━━━━━ RECORD SET
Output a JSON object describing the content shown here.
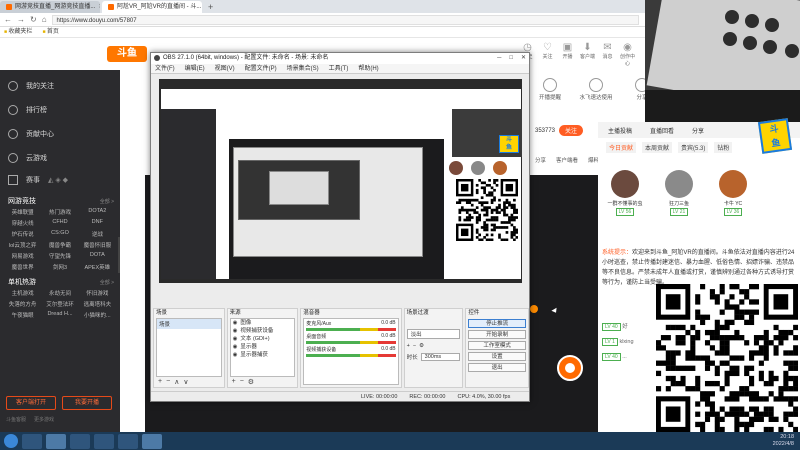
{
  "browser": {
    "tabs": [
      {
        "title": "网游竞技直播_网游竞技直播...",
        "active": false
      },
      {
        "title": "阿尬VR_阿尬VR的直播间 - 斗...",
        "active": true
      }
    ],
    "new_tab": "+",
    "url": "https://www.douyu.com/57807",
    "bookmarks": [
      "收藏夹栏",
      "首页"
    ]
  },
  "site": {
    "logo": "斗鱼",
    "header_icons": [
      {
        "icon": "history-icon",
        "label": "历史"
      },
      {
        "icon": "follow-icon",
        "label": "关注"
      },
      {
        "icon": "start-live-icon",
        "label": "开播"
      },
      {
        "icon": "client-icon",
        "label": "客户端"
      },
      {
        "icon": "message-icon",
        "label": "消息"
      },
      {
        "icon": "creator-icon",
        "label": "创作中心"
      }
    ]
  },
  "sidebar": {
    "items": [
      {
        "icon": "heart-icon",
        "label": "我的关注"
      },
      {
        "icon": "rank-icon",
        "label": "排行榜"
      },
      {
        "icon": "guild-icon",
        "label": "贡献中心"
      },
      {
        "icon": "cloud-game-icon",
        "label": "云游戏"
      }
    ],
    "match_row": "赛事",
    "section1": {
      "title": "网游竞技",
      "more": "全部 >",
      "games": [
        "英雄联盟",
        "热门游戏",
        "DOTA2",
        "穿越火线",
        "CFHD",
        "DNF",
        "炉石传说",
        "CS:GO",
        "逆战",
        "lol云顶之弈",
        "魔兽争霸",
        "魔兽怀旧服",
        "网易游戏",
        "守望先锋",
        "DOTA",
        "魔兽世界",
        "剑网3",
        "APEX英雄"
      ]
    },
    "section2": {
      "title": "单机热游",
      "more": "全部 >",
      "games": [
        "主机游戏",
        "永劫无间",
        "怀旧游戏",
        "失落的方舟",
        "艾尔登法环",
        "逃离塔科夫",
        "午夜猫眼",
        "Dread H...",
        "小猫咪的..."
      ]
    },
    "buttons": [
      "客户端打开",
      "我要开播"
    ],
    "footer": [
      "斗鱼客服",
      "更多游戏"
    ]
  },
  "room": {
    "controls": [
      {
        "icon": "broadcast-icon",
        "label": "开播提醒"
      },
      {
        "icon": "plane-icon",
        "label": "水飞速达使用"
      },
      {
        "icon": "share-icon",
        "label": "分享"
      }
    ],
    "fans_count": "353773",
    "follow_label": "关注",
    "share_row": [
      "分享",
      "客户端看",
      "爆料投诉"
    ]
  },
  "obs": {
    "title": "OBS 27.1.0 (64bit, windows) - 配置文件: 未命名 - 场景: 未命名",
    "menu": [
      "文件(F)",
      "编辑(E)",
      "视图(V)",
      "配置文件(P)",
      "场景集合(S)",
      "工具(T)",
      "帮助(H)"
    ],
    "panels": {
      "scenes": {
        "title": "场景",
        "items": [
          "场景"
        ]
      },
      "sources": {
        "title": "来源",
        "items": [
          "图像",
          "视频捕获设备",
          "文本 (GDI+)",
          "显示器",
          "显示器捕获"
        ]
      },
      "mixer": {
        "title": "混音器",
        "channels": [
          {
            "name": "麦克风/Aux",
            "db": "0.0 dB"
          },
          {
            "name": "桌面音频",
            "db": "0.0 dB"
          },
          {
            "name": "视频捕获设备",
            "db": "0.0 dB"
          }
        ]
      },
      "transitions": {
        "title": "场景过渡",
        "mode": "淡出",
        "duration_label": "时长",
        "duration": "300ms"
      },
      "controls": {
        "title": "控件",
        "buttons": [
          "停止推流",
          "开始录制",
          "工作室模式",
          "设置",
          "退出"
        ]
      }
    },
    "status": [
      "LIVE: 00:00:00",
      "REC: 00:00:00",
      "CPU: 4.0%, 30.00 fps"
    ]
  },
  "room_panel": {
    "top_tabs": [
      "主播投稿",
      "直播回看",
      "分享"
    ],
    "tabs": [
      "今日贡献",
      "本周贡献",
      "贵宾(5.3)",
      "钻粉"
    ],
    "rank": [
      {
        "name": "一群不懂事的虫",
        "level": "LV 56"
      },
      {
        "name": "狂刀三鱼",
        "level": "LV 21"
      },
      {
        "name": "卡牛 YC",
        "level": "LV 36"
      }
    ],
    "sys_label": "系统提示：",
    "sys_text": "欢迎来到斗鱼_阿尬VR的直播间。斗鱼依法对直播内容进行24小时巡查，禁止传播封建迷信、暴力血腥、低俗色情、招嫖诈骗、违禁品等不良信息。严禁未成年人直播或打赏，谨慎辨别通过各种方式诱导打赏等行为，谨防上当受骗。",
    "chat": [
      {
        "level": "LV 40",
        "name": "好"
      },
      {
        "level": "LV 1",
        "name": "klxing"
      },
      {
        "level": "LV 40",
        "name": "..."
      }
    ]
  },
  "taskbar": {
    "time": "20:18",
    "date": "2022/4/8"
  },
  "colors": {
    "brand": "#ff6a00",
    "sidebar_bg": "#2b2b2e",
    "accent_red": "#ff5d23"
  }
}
━━━━━━━━━━
TASK GOAL: The records above must be transcribed exactly. Pictures are left out of the copy.

EXERCISE RESPONSE:
Output a JSON object describing the content shown here.
{
  "browser": {
    "tabs": [
      {
        "title": "网游竞技直播_网游竞技直播...",
        "active": false
      },
      {
        "title": "阿尬VR_阿尬VR的直播间 - 斗...",
        "active": true
      }
    ],
    "new_tab": "+",
    "url": "https://www.douyu.com/57807",
    "bookmarks": [
      "收藏夹栏",
      "首页"
    ]
  },
  "site": {
    "logo": "斗鱼",
    "header_icons": [
      {
        "icon": "history-icon",
        "label": "历史"
      },
      {
        "icon": "follow-icon",
        "label": "关注"
      },
      {
        "icon": "start-live-icon",
        "label": "开播"
      },
      {
        "icon": "client-icon",
        "label": "客户端"
      },
      {
        "icon": "message-icon",
        "label": "消息"
      },
      {
        "icon": "creator-icon",
        "label": "创作中心"
      }
    ]
  },
  "sidebar": {
    "items": [
      {
        "icon": "heart-icon",
        "label": "我的关注"
      },
      {
        "icon": "rank-icon",
        "label": "排行榜"
      },
      {
        "icon": "guild-icon",
        "label": "贡献中心"
      },
      {
        "icon": "cloud-game-icon",
        "label": "云游戏"
      }
    ],
    "match_row": "赛事",
    "section1": {
      "title": "网游竞技",
      "more": "全部 >",
      "games": [
        "英雄联盟",
        "热门游戏",
        "DOTA2",
        "穿越火线",
        "CFHD",
        "DNF",
        "炉石传说",
        "CS:GO",
        "逆战",
        "lol云顶之弈",
        "魔兽争霸",
        "魔兽怀旧服",
        "网易游戏",
        "守望先锋",
        "DOTA",
        "魔兽世界",
        "剑网3",
        "APEX英雄"
      ]
    },
    "section2": {
      "title": "单机热游",
      "more": "全部 >",
      "games": [
        "主机游戏",
        "永劫无间",
        "怀旧游戏",
        "失落的方舟",
        "艾尔登法环",
        "逃离塔科夫",
        "午夜猫眼",
        "Dread H...",
        "小猫咪的..."
      ]
    },
    "buttons": [
      "客户端打开",
      "我要开播"
    ],
    "footer": [
      "斗鱼客服",
      "更多游戏"
    ]
  },
  "room": {
    "controls": [
      {
        "icon": "broadcast-icon",
        "label": "开播提醒"
      },
      {
        "icon": "plane-icon",
        "label": "水飞速达使用"
      },
      {
        "icon": "share-icon",
        "label": "分享"
      }
    ],
    "fans_count": "353773",
    "follow_label": "关注",
    "share_row": [
      "分享",
      "客户端看",
      "爆料投诉"
    ]
  },
  "obs": {
    "title": "OBS 27.1.0 (64bit, windows) - 配置文件: 未命名 - 场景: 未命名",
    "menu": [
      "文件(F)",
      "编辑(E)",
      "视图(V)",
      "配置文件(P)",
      "场景集合(S)",
      "工具(T)",
      "帮助(H)"
    ],
    "panels": {
      "scenes": {
        "title": "场景",
        "items": [
          "场景"
        ]
      },
      "sources": {
        "title": "来源",
        "items": [
          "图像",
          "视频捕获设备",
          "文本 (GDI+)",
          "显示器",
          "显示器捕获"
        ]
      },
      "mixer": {
        "title": "混音器",
        "channels": [
          {
            "name": "麦克风/Aux",
            "db": "0.0 dB"
          },
          {
            "name": "桌面音频",
            "db": "0.0 dB"
          },
          {
            "name": "视频捕获设备",
            "db": "0.0 dB"
          }
        ]
      },
      "transitions": {
        "title": "场景过渡",
        "mode": "淡出",
        "duration_label": "时长",
        "duration": "300ms"
      },
      "controls": {
        "title": "控件",
        "buttons": [
          "停止推流",
          "开始录制",
          "工作室模式",
          "设置",
          "退出"
        ]
      }
    },
    "status": [
      "LIVE: 00:00:00",
      "REC: 00:00:00",
      "CPU: 4.0%, 30.00 fps"
    ]
  },
  "room_panel": {
    "top_tabs": [
      "主播投稿",
      "直播回看",
      "分享"
    ],
    "tabs": [
      "今日贡献",
      "本周贡献",
      "贵宾(5.3)",
      "钻粉"
    ],
    "rank": [
      {
        "name": "一群不懂事的虫",
        "level": "LV 56"
      },
      {
        "name": "狂刀三鱼",
        "level": "LV 21"
      },
      {
        "name": "卡牛 YC",
        "level": "LV 36"
      }
    ],
    "sys_label": "系统提示：",
    "sys_text": "欢迎来到斗鱼_阿尬VR的直播间。斗鱼依法对直播内容进行24小时巡查，禁止传播封建迷信、暴力血腥、低俗色情、招嫖诈骗、违禁品等不良信息。严禁未成年人直播或打赏，谨慎辨别通过各种方式诱导打赏等行为，谨防上当受骗。",
    "chat": [
      {
        "level": "LV 40",
        "name": "好"
      },
      {
        "level": "LV 1",
        "name": "klxing"
      },
      {
        "level": "LV 40",
        "name": "..."
      }
    ]
  },
  "taskbar": {
    "time": "20:18",
    "date": "2022/4/8"
  },
  "colors": {
    "brand": "#ff6a00",
    "sidebar_bg": "#2b2b2e",
    "accent_red": "#ff5d23"
  }
}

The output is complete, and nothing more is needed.